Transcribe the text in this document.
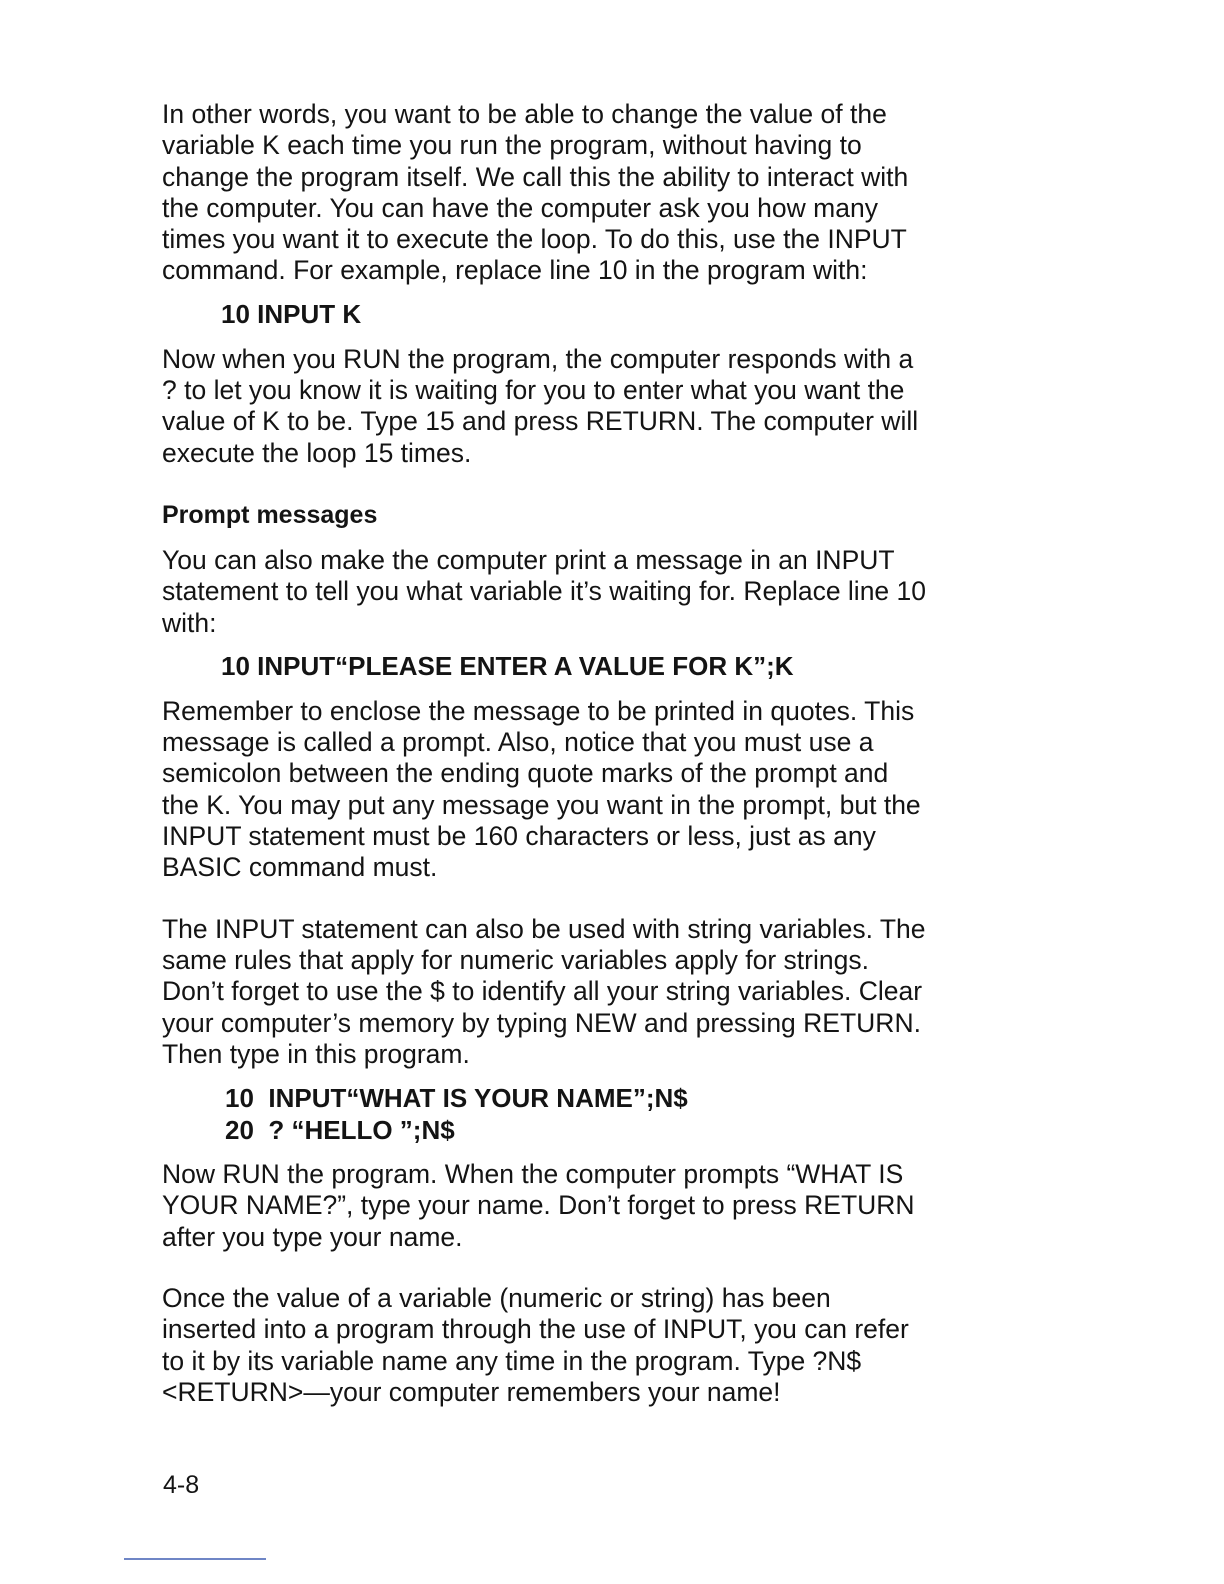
In other words, you want to be able to change the value of the
variable K each time you run the program, without having to
change the program itself. We call this the ability to interact with
the computer. You can have the computer ask you how many
times you want it to execute the loop. To do this, use the INPUT
command. For example, replace line 10 in the program with:
10 INPUT K
Now when you RUN the program, the computer responds with a
? to let you know it is waiting for you to enter what you want the
value of K to be. Type 15 and press RETURN. The computer will
execute the loop 15 times.
Prompt messages
You can also make the computer print a message in an INPUT
statement to tell you what variable it’s waiting for. Replace line 10
with:
10 INPUT“PLEASE ENTER A VALUE FOR K”;K
Remember to enclose the message to be printed in quotes. This
message is called a prompt. Also, notice that you must use a
semicolon between the ending quote marks of the prompt and
the K. You may put any message you want in the prompt, but the
INPUT statement must be 160 characters or less, just as any
BASIC command must.
The INPUT statement can also be used with string variables. The
same rules that apply for numeric variables apply for strings.
Don’t forget to use the $ to identify all your string variables. Clear
your computer’s memory by typing NEW and pressing RETURN.
Then type in this program.
10  INPUT“WHAT IS YOUR NAME”;N$
20  ? “HELLO ”;N$
Now RUN the program. When the computer prompts “WHAT IS
YOUR NAME?”, type your name. Don’t forget to press RETURN
after you type your name.
Once the value of a variable (numeric or string) has been
inserted into a program through the use of INPUT, you can refer
to it by its variable name any time in the program. Type ?N$
<RETURN>—your computer remembers your name!
4-8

━━━━━━━━━━━━━━━━

Quote the data above in full and without alteration; skip the pictures.

* _Exercise output_:
Transcribe the text in this document.
In other words, you want to be able to change the value of the
variable K each time you run the program, without having to
change the program itself. We call this the ability to interact with
the computer. You can have the computer ask you how many
times you want it to execute the loop. To do this, use the INPUT
command. For example, replace line 10 in the program with:
10 INPUT K
Now when you RUN the program, the computer responds with a
? to let you know it is waiting for you to enter what you want the
value of K to be. Type 15 and press RETURN. The computer will
execute the loop 15 times.
Prompt messages
You can also make the computer print a message in an INPUT
statement to tell you what variable it’s waiting for. Replace line 10
with:
10 INPUT“PLEASE ENTER A VALUE FOR K”;K
Remember to enclose the message to be printed in quotes. This
message is called a prompt. Also, notice that you must use a
semicolon between the ending quote marks of the prompt and
the K. You may put any message you want in the prompt, but the
INPUT statement must be 160 characters or less, just as any
BASIC command must.
The INPUT statement can also be used with string variables. The
same rules that apply for numeric variables apply for strings.
Don’t forget to use the $ to identify all your string variables. Clear
your computer’s memory by typing NEW and pressing RETURN.
Then type in this program.
10  INPUT“WHAT IS YOUR NAME”;N$
20  ? “HELLO ”;N$
Now RUN the program. When the computer prompts “WHAT IS
YOUR NAME?”, type your name. Don’t forget to press RETURN
after you type your name.
Once the value of a variable (numeric or string) has been
inserted into a program through the use of INPUT, you can refer
to it by its variable name any time in the program. Type ?N$
<RETURN>—your computer remembers your name!
4-8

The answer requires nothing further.